= Records to process =

* * * * * * *

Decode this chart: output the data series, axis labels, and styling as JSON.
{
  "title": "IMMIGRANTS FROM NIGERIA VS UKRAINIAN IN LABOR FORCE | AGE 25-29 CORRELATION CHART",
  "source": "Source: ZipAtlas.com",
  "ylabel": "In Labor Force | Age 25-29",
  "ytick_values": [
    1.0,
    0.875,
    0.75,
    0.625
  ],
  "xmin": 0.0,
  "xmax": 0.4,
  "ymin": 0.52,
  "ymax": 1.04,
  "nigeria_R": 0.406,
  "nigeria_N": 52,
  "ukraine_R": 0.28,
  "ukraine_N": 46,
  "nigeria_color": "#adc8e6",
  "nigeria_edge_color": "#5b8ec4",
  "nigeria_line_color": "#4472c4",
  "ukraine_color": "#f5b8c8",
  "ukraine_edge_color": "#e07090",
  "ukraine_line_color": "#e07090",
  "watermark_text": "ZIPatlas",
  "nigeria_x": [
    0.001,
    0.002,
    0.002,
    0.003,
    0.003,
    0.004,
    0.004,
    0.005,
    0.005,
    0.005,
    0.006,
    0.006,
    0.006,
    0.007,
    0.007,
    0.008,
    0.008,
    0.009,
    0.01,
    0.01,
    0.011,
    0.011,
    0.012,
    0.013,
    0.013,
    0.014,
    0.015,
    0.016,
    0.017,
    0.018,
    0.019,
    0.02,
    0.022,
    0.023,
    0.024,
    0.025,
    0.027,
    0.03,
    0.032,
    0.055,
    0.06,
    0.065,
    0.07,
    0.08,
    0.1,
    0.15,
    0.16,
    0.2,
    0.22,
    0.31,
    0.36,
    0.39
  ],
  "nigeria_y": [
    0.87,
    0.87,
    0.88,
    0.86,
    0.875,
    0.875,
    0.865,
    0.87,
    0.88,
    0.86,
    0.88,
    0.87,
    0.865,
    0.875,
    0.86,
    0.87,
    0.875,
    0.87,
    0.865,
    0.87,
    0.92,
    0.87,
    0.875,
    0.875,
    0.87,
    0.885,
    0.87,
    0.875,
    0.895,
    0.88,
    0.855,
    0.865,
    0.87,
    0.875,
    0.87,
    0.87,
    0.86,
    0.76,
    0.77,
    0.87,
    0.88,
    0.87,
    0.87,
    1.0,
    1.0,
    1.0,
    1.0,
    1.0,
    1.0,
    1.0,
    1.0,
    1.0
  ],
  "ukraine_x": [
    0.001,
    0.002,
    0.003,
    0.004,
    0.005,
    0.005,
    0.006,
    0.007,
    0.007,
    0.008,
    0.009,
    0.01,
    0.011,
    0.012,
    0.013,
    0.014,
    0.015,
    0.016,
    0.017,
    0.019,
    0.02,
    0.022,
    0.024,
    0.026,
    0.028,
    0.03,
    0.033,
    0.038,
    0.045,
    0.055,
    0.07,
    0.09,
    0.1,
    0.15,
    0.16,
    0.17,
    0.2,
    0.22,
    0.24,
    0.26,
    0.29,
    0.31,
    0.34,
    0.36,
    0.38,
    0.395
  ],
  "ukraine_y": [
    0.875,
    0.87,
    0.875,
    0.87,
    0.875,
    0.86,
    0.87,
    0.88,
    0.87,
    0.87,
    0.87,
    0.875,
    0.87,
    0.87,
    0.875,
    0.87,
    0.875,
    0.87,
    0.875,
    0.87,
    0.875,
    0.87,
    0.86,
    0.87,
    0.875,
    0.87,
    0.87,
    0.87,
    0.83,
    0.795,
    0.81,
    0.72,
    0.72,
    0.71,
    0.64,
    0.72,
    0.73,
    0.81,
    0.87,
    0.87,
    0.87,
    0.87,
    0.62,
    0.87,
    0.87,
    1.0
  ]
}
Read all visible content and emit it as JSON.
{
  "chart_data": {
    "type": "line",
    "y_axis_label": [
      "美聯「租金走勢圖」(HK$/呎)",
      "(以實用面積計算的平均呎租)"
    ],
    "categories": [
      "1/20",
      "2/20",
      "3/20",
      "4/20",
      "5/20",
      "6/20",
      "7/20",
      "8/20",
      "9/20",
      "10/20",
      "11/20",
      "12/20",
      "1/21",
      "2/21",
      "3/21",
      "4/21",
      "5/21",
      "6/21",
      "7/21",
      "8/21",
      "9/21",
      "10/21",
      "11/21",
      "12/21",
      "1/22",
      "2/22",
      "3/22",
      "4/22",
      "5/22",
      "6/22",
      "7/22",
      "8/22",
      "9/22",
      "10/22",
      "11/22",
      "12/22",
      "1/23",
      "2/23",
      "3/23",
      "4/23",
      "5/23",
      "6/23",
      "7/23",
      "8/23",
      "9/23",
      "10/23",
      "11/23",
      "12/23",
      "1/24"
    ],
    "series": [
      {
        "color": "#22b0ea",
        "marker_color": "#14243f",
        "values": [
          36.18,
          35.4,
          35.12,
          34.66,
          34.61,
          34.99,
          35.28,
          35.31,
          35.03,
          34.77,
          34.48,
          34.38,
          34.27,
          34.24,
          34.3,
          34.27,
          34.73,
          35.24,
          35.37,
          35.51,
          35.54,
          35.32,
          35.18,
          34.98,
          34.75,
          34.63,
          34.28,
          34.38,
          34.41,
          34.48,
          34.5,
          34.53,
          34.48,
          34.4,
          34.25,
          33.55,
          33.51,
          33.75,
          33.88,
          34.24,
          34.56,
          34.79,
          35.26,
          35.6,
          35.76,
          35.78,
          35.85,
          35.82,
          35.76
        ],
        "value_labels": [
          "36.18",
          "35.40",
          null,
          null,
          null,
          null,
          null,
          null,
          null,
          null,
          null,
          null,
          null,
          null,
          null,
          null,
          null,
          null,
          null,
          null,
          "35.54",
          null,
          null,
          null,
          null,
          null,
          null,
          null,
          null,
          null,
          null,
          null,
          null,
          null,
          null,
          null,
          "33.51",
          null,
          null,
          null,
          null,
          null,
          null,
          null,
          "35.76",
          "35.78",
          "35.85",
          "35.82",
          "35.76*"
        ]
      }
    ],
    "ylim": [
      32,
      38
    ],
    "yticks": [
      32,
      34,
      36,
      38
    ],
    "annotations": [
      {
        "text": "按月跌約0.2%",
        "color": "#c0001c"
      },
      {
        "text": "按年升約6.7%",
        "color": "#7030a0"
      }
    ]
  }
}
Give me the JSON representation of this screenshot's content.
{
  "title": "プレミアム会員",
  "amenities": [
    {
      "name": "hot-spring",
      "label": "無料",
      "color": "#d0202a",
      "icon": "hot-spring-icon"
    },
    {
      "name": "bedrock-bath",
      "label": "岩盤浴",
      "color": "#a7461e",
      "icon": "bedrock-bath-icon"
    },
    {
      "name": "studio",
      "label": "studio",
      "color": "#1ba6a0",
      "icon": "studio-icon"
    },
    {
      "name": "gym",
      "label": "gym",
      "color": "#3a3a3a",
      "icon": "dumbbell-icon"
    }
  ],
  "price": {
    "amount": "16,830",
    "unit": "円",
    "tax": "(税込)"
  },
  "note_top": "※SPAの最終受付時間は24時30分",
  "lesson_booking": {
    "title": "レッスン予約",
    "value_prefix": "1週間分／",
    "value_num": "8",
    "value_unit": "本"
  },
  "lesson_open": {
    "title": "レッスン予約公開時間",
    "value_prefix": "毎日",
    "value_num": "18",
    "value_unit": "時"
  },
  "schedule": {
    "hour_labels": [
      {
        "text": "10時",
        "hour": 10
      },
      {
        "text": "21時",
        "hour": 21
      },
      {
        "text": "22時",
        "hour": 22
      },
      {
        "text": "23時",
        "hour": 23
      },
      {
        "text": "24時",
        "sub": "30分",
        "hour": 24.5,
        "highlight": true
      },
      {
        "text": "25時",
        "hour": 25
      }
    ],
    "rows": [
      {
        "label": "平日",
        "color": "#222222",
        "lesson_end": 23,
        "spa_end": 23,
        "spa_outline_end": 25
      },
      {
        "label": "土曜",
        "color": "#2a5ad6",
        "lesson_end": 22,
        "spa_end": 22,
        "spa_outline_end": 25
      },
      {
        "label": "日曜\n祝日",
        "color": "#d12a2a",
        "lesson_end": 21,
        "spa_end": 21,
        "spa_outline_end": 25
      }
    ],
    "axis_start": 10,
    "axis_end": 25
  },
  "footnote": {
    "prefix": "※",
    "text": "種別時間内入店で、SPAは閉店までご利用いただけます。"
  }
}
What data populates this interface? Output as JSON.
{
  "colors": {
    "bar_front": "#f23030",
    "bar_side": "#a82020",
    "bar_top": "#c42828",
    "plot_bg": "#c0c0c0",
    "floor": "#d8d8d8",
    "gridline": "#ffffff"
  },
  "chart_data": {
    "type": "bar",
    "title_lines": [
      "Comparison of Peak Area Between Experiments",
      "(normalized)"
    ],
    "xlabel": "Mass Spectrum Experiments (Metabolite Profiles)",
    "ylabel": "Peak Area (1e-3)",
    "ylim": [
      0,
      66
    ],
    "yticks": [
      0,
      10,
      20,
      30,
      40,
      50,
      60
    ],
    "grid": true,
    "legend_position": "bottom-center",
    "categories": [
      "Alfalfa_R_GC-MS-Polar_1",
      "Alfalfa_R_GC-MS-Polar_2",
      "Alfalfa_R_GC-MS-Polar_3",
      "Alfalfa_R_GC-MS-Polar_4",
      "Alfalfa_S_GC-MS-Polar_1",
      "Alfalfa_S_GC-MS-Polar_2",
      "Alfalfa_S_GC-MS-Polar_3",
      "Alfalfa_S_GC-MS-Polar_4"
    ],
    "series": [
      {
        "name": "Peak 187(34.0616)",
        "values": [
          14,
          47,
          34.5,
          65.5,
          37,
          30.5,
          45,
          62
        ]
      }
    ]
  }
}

* * * * * * *

= Description of the task =
Repeat exactly the lines starting at the line with "What data populates" and ending with the final line of the entries. Include nothing else.

= Solution to this exercise =
What data populates this interface? Output as JSON.
{
  "colors": {
    "bar_front": "#f23030",
    "bar_side": "#a82020",
    "bar_top": "#c42828",
    "plot_bg": "#c0c0c0",
    "floor": "#d8d8d8",
    "gridline": "#ffffff"
  },
  "chart_data": {
    "type": "bar",
    "title_lines": [
      "Comparison of Peak Area Between Experiments",
      "(normalized)"
    ],
    "xlabel": "Mass Spectrum Experiments (Metabolite Profiles)",
    "ylabel": "Peak Area (1e-3)",
    "ylim": [
      0,
      66
    ],
    "yticks": [
      0,
      10,
      20,
      30,
      40,
      50,
      60
    ],
    "grid": true,
    "legend_position": "bottom-center",
    "categories": [
      "Alfalfa_R_GC-MS-Polar_1",
      "Alfalfa_R_GC-MS-Polar_2",
      "Alfalfa_R_GC-MS-Polar_3",
      "Alfalfa_R_GC-MS-Polar_4",
      "Alfalfa_S_GC-MS-Polar_1",
      "Alfalfa_S_GC-MS-Polar_2",
      "Alfalfa_S_GC-MS-Polar_3",
      "Alfalfa_S_GC-MS-Polar_4"
    ],
    "series": [
      {
        "name": "Peak 187(34.0616)",
        "values": [
          14,
          47,
          34.5,
          65.5,
          37,
          30.5,
          45,
          62
        ]
      }
    ]
  }
}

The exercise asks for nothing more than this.